__Problem statement__
Copy out each line that has "tertentu" in it.

__Task data__
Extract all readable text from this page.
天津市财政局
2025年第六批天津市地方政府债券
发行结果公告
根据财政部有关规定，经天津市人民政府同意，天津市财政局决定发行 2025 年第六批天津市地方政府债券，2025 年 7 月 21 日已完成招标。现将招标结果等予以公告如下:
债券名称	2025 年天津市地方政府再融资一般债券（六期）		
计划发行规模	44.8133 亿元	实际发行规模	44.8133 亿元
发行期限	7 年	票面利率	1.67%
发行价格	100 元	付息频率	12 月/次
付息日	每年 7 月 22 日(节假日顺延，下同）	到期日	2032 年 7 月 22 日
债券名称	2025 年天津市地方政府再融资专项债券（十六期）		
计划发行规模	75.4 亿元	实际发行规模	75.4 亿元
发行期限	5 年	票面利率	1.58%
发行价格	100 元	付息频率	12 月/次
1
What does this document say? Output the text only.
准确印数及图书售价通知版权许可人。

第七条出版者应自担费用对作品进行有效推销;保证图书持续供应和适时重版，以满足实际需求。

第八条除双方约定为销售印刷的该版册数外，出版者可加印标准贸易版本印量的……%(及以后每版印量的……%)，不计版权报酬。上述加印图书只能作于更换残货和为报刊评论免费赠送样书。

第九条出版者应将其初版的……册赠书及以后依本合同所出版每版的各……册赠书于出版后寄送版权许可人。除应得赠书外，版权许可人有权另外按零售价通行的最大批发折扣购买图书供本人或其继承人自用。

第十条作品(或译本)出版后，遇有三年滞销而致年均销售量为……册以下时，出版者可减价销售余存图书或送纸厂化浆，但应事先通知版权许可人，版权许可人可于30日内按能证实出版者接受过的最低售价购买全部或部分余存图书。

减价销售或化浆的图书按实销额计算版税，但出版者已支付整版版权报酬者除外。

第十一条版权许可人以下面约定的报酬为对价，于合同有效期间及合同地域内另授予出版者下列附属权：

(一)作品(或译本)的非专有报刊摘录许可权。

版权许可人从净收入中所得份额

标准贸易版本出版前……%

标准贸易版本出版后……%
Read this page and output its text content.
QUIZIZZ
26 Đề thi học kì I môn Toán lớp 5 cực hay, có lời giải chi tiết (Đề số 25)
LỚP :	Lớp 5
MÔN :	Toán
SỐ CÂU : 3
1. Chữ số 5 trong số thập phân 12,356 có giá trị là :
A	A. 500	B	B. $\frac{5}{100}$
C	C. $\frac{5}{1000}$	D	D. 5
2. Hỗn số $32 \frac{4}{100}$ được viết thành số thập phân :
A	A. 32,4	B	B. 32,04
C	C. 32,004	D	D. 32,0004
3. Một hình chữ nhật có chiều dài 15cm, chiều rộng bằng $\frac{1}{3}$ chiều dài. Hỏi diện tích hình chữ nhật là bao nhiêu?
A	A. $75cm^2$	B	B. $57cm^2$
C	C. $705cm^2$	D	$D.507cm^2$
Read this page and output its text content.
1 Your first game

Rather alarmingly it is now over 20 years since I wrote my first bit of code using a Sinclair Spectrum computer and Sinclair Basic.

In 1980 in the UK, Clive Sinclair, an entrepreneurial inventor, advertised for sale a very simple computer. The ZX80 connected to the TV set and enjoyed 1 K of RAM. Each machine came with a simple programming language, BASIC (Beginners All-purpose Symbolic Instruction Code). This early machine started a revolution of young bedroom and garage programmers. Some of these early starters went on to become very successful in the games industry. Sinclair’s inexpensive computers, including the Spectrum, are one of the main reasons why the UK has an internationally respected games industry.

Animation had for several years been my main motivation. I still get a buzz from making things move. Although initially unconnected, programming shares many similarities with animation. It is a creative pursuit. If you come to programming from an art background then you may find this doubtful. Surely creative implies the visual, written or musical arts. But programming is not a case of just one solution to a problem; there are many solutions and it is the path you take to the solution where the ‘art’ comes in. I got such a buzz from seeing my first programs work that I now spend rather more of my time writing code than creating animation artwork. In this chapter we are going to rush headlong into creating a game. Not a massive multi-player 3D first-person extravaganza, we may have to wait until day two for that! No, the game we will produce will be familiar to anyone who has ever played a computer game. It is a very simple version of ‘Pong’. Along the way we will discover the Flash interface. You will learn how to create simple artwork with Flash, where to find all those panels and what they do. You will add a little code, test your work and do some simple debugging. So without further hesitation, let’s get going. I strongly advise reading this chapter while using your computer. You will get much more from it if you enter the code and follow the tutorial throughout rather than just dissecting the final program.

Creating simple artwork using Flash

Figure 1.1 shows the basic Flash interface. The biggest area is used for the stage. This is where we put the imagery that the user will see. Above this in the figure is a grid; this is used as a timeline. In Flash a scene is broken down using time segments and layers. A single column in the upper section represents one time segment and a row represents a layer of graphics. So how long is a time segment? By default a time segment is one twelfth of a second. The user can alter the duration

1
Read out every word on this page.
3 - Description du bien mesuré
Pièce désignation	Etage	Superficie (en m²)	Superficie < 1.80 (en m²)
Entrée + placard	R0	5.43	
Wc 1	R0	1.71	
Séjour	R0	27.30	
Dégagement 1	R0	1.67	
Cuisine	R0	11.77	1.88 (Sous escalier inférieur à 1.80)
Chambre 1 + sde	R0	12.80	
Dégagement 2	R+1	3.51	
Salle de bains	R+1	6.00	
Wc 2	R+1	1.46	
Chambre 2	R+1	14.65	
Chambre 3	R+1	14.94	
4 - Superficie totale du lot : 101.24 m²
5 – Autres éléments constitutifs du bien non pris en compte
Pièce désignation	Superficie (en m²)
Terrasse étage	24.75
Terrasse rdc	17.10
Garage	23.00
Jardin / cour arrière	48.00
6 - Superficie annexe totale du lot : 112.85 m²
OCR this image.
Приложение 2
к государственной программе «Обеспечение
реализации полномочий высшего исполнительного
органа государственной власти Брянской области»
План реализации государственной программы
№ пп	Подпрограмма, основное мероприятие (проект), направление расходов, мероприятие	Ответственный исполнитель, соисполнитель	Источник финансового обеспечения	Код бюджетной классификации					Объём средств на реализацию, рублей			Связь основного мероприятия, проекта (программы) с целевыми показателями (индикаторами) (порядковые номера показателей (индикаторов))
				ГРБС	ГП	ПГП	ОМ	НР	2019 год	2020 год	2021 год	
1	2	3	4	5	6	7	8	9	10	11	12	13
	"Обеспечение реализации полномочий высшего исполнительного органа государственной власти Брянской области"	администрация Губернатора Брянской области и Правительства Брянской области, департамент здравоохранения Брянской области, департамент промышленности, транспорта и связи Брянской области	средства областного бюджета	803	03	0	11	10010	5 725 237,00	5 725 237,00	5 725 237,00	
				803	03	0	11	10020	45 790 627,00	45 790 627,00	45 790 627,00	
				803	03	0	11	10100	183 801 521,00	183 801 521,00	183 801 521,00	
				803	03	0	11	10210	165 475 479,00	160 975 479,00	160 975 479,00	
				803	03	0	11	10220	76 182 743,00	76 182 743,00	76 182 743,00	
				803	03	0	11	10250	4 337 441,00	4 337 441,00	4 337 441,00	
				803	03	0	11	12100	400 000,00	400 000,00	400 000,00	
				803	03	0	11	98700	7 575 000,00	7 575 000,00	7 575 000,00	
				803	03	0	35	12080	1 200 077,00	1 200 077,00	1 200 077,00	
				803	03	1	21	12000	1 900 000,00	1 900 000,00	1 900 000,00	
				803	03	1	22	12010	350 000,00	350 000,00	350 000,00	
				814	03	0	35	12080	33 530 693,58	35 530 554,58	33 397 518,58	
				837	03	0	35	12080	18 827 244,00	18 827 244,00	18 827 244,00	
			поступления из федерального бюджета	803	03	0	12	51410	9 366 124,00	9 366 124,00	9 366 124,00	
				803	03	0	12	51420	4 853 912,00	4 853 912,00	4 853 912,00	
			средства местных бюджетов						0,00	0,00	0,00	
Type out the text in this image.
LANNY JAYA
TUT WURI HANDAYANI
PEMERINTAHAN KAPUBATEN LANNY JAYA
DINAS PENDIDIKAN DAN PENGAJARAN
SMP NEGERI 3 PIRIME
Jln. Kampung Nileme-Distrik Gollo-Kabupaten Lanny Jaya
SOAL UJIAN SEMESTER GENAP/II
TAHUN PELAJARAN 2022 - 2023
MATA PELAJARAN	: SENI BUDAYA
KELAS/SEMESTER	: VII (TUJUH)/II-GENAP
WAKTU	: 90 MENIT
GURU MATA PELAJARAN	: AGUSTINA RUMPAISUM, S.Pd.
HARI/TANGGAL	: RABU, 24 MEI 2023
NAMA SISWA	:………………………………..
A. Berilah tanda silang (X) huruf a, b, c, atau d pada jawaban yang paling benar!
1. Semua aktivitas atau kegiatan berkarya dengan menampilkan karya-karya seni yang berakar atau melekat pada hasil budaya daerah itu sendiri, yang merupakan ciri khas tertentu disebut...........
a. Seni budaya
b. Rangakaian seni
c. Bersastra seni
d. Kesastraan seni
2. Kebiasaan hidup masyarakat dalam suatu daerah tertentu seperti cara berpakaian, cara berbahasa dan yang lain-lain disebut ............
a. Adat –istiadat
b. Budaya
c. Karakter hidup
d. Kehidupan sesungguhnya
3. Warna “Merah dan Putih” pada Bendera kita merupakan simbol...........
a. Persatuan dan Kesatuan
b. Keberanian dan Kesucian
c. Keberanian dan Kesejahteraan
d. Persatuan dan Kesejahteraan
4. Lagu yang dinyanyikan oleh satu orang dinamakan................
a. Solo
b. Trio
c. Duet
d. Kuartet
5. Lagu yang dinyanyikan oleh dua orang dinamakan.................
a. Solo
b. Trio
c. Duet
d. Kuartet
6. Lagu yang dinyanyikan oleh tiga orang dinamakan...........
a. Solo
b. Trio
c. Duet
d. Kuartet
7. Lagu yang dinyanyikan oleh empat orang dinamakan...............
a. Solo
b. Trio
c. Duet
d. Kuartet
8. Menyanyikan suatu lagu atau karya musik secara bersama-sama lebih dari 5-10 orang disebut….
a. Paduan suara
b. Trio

__Solution__
1. Semua aktivitas atau kegiatan berkarya dengan menampilkan karya-karya seni yang berakar atau melekat pada hasil budaya daerah itu sendiri, yang merupakan ciri khas tertentu disebut...........
2. Kebiasaan hidup masyarakat dalam suatu daerah tertentu seperti cara berpakaian, cara berbahasa dan yang lain-lain disebut ............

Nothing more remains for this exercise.